▶ [Selected excerpt]:
--- START ---
We live in a litigious society. People know that doctors and hospitals have to carry malpractice insurance and see them as a ‘deep pocket.’ Doctors are afraid of being sued (sometimes ‘again’), and so there is a propensity to utilize defensive treatment: prescribing something “just in case” there may be a medical issue, so they won’t get sued.
With therate of reimbursement falling for Primary Care Physicians(your general/family doctor), there are more specialists in this country than there are Primary Care Physicians. Specialists are paid much more than a family doctor. Hence, we have a serious shortage of family physicians.
The cost of medications keeps going up – even the ones that have been on the market for years. This one, the politicians probably COULD fix. America is one of two countries worldwide that allow drug companies to advertise. We are paying for their advertising expense through our high drug prices. That’s why other countries don’t have a problem with high drug prices.
--- END ---
▶ [Material supplied]:
--- START ---
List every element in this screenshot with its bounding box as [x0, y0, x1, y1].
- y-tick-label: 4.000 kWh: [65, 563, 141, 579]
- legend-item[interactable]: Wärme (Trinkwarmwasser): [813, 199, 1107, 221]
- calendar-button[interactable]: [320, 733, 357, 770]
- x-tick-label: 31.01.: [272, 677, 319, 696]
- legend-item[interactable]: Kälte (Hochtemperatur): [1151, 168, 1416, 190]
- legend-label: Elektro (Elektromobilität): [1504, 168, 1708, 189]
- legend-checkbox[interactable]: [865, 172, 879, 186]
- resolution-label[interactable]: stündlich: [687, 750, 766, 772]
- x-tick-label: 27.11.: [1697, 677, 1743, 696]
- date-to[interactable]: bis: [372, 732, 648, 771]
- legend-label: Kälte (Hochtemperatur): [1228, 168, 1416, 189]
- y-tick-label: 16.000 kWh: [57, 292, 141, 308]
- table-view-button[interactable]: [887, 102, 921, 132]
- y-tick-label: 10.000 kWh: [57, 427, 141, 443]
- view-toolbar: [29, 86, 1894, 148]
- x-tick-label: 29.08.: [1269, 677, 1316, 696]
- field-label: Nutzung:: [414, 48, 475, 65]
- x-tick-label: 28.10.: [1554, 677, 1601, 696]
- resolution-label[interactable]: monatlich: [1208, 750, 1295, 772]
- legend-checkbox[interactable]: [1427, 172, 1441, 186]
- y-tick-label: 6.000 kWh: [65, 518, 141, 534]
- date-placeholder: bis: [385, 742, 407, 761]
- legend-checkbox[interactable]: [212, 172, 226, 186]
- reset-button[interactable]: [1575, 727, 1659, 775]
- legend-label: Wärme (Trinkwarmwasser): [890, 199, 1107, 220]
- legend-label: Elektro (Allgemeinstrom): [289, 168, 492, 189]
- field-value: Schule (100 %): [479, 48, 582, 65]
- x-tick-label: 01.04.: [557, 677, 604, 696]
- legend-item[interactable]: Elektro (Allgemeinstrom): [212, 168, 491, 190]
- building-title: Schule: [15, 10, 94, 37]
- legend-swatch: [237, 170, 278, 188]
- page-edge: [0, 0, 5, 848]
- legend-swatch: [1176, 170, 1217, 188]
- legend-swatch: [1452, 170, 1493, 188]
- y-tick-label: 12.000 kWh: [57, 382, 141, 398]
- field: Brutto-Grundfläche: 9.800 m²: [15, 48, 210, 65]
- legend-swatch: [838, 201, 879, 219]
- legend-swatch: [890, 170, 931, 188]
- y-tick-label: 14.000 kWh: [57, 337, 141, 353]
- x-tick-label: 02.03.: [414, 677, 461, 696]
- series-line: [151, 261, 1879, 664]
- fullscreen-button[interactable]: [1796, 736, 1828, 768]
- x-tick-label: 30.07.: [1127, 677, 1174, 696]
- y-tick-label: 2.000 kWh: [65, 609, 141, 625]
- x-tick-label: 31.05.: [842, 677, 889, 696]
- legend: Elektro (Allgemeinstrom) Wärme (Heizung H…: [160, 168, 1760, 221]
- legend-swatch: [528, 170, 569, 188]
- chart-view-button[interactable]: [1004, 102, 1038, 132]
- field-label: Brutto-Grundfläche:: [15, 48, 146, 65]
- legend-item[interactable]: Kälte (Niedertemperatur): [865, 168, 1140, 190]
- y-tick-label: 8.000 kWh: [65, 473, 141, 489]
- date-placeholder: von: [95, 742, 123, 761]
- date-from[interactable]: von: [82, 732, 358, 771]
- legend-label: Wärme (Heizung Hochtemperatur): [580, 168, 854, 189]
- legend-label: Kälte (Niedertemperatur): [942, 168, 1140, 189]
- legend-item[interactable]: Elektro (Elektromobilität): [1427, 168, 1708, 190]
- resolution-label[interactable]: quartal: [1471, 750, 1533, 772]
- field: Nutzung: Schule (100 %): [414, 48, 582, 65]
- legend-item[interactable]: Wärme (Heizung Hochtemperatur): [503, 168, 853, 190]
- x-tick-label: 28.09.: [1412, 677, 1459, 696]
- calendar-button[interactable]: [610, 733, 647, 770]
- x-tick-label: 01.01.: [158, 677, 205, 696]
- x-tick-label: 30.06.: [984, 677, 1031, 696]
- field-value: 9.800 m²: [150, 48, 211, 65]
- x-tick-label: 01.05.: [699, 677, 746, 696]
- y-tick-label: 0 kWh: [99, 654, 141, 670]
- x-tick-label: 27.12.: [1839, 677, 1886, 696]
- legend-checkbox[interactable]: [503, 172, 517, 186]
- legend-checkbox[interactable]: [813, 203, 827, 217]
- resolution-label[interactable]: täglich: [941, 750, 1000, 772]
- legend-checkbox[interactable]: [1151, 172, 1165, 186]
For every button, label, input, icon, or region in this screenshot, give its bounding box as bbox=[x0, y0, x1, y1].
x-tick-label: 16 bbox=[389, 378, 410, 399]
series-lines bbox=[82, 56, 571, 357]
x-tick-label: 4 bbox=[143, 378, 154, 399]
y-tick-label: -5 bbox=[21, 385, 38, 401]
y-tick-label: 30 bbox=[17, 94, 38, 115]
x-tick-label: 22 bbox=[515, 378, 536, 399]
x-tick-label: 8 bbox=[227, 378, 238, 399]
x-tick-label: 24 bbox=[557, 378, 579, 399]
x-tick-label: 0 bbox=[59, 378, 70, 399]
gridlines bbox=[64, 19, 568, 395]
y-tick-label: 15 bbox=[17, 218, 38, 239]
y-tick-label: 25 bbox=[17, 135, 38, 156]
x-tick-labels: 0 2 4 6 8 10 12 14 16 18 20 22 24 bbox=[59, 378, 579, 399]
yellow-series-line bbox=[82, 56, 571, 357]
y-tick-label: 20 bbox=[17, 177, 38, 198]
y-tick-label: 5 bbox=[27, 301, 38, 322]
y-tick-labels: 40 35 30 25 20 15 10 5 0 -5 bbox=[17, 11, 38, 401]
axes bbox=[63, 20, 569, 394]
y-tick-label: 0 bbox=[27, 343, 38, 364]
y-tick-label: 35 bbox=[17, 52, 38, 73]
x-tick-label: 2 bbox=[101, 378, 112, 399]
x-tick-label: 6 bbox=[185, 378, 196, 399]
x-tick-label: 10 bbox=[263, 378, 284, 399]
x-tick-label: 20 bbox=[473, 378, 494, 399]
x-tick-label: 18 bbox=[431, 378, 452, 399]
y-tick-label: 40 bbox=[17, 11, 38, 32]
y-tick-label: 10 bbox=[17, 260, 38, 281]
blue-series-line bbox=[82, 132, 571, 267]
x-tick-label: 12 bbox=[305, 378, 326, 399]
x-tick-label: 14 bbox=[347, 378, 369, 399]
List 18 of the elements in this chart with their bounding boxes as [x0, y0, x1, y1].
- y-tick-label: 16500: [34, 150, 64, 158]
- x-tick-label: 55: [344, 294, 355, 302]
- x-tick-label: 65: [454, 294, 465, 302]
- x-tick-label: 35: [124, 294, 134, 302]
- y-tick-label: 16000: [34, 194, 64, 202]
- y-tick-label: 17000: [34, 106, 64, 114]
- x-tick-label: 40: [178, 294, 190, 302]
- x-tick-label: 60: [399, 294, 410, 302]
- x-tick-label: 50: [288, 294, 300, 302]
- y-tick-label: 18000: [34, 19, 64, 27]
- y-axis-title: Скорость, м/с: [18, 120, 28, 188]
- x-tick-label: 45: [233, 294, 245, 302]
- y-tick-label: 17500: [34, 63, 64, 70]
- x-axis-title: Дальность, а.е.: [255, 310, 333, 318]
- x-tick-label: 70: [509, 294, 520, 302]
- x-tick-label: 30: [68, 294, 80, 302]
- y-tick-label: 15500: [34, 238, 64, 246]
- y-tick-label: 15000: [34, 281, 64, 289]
--- END ---
Using the health care text above, please say whether each statement agrees with it, answering yes or no and quoting the deciding words. (a) Specialists earn more than family doctors. (b) America is the only country that lets drug companies advertise. (c) Medications that have been sold for years have held steady in price.

▶ [Written answer]:
(a) Yes: "Specialists are paid much more than a family doctor."
(b) No: "America is one of two countries worldwide that allow drug companies to advertise."
(c) No: "The cost of medications keeps going up – even the ones that have been on the market for years."